Source information ::
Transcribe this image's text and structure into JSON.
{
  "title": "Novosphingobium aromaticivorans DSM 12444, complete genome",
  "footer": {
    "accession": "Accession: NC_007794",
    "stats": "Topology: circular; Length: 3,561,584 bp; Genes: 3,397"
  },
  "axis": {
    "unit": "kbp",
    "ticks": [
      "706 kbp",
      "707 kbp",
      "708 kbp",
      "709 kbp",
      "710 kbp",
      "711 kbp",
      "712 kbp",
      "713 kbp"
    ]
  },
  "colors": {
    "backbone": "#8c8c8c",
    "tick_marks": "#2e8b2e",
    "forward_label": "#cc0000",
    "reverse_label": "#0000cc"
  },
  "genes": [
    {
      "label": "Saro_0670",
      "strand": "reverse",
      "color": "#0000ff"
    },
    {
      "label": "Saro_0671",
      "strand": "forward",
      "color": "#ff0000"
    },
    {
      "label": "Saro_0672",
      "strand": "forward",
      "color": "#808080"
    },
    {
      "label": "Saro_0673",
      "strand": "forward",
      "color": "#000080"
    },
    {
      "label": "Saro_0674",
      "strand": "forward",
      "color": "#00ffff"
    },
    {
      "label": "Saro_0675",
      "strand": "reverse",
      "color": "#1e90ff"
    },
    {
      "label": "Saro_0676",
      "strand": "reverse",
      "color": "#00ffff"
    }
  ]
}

What this task involves ::
All of the material above should be printed out in full, word for word.

Response to this task ::
Transcribe this image's text and structure into JSON.
{
  "title": "Novosphingobium aromaticivorans DSM 12444, complete genome",
  "footer": {
    "accession": "Accession: NC_007794",
    "stats": "Topology: circular; Length: 3,561,584 bp; Genes: 3,397"
  },
  "axis": {
    "unit": "kbp",
    "ticks": [
      "706 kbp",
      "707 kbp",
      "708 kbp",
      "709 kbp",
      "710 kbp",
      "711 kbp",
      "712 kbp",
      "713 kbp"
    ]
  },
  "colors": {
    "backbone": "#8c8c8c",
    "tick_marks": "#2e8b2e",
    "forward_label": "#cc0000",
    "reverse_label": "#0000cc"
  },
  "genes": [
    {
      "label": "Saro_0670",
      "strand": "reverse",
      "color": "#0000ff"
    },
    {
      "label": "Saro_0671",
      "strand": "forward",
      "color": "#ff0000"
    },
    {
      "label": "Saro_0672",
      "strand": "forward",
      "color": "#808080"
    },
    {
      "label": "Saro_0673",
      "strand": "forward",
      "color": "#000080"
    },
    {
      "label": "Saro_0674",
      "strand": "forward",
      "color": "#00ffff"
    },
    {
      "label": "Saro_0675",
      "strand": "reverse",
      "color": "#1e90ff"
    },
    {
      "label": "Saro_0676",
      "strand": "reverse",
      "color": "#00ffff"
    }
  ]
}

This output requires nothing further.